Note how many lines include the word "amount", and give that number by itself.
········
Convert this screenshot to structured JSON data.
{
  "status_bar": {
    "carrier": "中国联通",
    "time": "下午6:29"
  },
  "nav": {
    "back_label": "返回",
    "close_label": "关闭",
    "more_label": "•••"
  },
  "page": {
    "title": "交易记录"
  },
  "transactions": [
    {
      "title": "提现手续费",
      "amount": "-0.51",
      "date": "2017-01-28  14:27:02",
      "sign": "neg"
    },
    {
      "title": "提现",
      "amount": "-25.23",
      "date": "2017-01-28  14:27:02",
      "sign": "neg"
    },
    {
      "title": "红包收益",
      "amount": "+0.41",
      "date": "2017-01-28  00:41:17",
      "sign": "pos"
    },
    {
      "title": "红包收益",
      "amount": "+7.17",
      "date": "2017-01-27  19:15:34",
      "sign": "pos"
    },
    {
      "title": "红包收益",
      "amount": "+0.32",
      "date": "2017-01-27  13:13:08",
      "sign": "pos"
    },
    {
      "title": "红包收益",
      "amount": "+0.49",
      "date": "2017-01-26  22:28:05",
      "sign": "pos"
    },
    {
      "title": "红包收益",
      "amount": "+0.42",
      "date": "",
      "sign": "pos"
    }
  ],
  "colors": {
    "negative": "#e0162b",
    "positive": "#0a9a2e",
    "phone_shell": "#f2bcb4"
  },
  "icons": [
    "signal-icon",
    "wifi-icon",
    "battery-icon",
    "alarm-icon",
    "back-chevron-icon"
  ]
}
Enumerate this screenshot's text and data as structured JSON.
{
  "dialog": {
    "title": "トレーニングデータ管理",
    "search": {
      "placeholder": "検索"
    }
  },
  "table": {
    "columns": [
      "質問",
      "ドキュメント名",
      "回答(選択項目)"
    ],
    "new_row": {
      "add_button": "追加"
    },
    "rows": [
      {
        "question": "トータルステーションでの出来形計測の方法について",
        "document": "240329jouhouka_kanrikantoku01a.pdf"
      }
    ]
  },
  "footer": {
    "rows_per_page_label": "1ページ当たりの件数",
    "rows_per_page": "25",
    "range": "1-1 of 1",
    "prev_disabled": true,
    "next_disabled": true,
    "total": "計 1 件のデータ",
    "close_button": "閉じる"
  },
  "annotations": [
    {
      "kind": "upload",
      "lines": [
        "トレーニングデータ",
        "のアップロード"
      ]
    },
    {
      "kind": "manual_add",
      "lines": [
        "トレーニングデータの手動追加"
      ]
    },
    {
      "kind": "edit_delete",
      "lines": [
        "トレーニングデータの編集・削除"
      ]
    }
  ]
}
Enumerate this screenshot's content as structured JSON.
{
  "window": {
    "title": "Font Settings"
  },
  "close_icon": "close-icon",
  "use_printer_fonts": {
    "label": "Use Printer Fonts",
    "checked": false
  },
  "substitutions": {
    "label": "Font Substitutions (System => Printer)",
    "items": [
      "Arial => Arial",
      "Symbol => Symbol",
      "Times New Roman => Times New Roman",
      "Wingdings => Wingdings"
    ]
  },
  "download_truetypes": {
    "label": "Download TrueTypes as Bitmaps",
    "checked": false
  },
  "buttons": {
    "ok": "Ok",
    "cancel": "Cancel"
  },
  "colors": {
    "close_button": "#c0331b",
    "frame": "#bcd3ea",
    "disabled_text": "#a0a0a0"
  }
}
········
▸ **RESPONSE TO THIS EXERCISE**
7